(A block of data)

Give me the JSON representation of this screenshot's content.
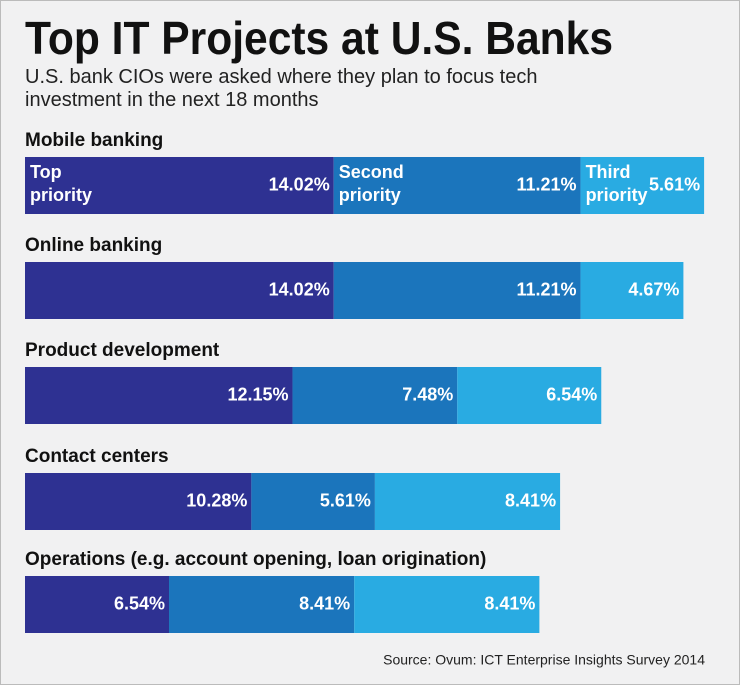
{
  "chart_data": {
    "type": "bar",
    "orientation": "horizontal",
    "stacked": true,
    "title": "Top IT Projects at U.S. Banks",
    "subtitle": "U.S. bank CIOs were asked where they plan to focus tech investment in the next 18 months",
    "source": "Source: Ovum: ICT Enterprise Insights Survey 2014",
    "categories": [
      "Mobile banking",
      "Online banking",
      "Product development",
      "Contact centers",
      "Operations (e.g. account opening, loan origination)"
    ],
    "series": [
      {
        "name": "Top priority",
        "color": "#2e3192",
        "values": [
          14.02,
          14.02,
          12.15,
          10.28,
          6.54
        ],
        "value_labels": [
          "14.02%",
          "14.02%",
          "12.15%",
          "10.28%",
          "6.54%"
        ]
      },
      {
        "name": "Second priority",
        "color": "#1b75bc",
        "values": [
          11.21,
          11.21,
          7.48,
          5.61,
          8.41
        ],
        "value_labels": [
          "11.21%",
          "11.21%",
          "7.48%",
          "5.61%",
          "8.41%"
        ]
      },
      {
        "name": "Third priority",
        "color": "#29abe2",
        "values": [
          5.61,
          4.67,
          6.54,
          8.41,
          8.41
        ],
        "value_labels": [
          "5.61%",
          "4.67%",
          "6.54%",
          "8.41%",
          "8.41%"
        ]
      }
    ]
  }
}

§ **Set problem**: Transcribe the records above exactly as they appear, leaving out any pictures.

§ **Written reply**:
Give me the JSON representation of this screenshot's content.
{
  "chart_data": {
    "type": "bar",
    "orientation": "horizontal",
    "stacked": true,
    "title": "Top IT Projects at U.S. Banks",
    "subtitle": "U.S. bank CIOs were asked where they plan to focus tech investment in the next 18 months",
    "source": "Source: Ovum: ICT Enterprise Insights Survey 2014",
    "categories": [
      "Mobile banking",
      "Online banking",
      "Product development",
      "Contact centers",
      "Operations (e.g. account opening, loan origination)"
    ],
    "series": [
      {
        "name": "Top priority",
        "color": "#2e3192",
        "values": [
          14.02,
          14.02,
          12.15,
          10.28,
          6.54
        ],
        "value_labels": [
          "14.02%",
          "14.02%",
          "12.15%",
          "10.28%",
          "6.54%"
        ]
      },
      {
        "name": "Second priority",
        "color": "#1b75bc",
        "values": [
          11.21,
          11.21,
          7.48,
          5.61,
          8.41
        ],
        "value_labels": [
          "11.21%",
          "11.21%",
          "7.48%",
          "5.61%",
          "8.41%"
        ]
      },
      {
        "name": "Third priority",
        "color": "#29abe2",
        "values": [
          5.61,
          4.67,
          6.54,
          8.41,
          8.41
        ],
        "value_labels": [
          "5.61%",
          "4.67%",
          "6.54%",
          "8.41%",
          "8.41%"
        ]
      }
    ]
  }
}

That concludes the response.